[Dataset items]
Start
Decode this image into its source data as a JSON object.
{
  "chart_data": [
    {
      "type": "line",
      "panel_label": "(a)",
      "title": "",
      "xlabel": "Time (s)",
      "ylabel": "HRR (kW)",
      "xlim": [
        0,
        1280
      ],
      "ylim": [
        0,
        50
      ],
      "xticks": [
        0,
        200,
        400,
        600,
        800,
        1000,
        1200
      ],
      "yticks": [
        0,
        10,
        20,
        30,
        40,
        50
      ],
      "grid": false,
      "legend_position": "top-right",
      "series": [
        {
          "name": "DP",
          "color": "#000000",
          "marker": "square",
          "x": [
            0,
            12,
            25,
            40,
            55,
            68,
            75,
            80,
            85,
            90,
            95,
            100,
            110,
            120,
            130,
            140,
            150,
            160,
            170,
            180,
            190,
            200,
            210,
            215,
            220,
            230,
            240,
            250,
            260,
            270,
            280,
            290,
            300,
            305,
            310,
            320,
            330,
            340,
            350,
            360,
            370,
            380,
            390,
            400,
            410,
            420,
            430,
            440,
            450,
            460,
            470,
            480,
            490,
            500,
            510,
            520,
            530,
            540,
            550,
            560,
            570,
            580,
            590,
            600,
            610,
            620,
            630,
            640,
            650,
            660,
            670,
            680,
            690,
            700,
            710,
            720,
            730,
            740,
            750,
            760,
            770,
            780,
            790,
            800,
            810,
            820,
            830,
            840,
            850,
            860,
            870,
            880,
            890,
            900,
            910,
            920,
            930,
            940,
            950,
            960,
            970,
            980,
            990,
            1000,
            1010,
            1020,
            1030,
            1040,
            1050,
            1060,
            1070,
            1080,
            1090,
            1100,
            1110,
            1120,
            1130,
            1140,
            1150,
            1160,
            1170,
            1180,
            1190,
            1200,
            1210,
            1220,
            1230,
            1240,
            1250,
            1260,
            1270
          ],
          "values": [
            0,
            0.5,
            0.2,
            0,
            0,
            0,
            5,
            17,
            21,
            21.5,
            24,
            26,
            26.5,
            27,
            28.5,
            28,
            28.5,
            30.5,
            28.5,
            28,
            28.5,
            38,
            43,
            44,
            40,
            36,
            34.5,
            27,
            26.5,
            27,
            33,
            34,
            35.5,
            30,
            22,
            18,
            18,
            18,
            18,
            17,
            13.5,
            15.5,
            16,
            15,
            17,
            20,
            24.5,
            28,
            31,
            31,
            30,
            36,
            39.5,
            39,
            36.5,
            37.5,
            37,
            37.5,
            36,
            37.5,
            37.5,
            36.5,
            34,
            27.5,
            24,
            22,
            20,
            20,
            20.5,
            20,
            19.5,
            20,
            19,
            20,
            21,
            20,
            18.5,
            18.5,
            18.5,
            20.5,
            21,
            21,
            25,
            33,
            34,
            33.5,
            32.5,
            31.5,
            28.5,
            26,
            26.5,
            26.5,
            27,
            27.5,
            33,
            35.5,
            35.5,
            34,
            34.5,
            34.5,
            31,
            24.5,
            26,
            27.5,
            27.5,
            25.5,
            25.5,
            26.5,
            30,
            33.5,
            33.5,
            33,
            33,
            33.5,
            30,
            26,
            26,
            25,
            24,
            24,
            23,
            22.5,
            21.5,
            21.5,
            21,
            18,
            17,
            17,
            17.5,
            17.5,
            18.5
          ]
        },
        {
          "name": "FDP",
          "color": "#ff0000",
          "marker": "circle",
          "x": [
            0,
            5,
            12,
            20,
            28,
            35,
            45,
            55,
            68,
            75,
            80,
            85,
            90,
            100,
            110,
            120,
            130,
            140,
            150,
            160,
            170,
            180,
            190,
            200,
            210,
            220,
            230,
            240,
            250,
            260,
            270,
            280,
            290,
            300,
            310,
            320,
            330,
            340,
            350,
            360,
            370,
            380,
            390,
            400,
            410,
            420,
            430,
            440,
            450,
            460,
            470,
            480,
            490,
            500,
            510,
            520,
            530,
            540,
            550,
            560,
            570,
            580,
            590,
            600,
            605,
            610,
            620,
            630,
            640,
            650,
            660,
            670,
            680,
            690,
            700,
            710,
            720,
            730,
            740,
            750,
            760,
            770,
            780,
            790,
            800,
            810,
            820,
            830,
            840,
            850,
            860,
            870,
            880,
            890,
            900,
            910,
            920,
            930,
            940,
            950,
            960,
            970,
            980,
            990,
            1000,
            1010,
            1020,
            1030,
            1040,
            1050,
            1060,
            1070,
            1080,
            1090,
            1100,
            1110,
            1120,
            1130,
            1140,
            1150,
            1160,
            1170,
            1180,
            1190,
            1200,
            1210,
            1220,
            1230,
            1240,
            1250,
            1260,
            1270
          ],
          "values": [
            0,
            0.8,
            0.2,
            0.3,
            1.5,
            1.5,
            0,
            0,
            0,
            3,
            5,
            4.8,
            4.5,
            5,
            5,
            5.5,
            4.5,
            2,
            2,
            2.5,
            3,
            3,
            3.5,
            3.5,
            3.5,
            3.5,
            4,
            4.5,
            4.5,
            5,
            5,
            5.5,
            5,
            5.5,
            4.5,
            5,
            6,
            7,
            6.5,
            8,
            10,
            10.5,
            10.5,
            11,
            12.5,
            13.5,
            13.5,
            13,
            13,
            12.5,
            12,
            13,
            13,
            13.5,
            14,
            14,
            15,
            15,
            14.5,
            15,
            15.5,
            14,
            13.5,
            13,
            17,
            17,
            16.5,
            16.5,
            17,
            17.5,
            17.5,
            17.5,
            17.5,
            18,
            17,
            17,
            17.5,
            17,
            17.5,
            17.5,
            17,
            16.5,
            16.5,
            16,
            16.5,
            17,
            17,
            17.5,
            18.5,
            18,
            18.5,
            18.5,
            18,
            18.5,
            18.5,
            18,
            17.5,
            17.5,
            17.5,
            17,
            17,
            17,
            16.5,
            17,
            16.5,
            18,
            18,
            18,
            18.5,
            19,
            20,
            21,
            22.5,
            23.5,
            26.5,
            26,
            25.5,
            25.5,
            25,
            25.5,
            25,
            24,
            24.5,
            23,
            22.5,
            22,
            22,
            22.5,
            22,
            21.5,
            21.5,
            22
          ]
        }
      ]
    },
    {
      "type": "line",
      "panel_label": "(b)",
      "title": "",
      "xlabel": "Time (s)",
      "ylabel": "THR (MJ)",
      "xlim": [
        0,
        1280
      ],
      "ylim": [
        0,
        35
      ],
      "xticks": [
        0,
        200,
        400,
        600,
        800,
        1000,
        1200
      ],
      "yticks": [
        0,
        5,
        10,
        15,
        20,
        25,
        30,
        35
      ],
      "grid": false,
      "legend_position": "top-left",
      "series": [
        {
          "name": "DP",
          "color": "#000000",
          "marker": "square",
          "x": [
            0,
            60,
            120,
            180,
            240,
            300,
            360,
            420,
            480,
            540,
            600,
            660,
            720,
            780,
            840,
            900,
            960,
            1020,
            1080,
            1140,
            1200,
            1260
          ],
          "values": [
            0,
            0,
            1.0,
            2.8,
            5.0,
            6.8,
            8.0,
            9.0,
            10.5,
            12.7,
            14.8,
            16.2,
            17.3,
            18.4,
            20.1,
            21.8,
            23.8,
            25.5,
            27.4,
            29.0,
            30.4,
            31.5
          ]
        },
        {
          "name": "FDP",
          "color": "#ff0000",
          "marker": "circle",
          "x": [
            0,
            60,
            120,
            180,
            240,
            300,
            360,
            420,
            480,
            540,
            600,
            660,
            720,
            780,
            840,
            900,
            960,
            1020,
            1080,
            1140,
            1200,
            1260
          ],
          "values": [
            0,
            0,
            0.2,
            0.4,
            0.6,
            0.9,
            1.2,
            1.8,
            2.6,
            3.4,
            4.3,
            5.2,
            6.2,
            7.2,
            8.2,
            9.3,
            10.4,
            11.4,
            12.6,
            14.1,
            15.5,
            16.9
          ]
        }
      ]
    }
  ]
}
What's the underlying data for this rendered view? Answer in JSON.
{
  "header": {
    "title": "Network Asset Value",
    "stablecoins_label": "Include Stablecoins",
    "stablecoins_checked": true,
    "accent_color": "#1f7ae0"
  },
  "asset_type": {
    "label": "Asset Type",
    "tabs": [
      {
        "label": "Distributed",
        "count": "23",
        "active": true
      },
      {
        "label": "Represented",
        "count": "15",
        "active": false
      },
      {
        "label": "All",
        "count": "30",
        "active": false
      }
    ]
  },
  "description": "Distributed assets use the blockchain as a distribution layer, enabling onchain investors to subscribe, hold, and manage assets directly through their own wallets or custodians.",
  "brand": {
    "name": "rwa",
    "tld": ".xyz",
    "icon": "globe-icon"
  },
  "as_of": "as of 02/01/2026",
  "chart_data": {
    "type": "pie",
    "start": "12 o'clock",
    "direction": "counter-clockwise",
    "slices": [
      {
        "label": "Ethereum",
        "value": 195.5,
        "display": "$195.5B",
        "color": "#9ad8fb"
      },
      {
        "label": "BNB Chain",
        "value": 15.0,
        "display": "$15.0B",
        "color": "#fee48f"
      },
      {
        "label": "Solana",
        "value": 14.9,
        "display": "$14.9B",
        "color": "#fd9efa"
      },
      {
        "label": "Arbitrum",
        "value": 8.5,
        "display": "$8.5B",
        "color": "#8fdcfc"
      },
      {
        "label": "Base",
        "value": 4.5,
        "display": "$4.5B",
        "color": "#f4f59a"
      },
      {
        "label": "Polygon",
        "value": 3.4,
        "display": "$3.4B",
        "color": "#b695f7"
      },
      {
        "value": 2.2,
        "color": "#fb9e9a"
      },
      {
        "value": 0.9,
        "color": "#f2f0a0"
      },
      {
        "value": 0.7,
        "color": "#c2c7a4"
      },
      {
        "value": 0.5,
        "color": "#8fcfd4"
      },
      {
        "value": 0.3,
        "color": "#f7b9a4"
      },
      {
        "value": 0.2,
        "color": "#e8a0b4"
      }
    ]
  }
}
End
Task instructions
Return each line among the entries that holds the word "this".

Written solution
Decode this image into its source data as a JSON object.
What's the underlying data for this rendered view? Answer in JSON.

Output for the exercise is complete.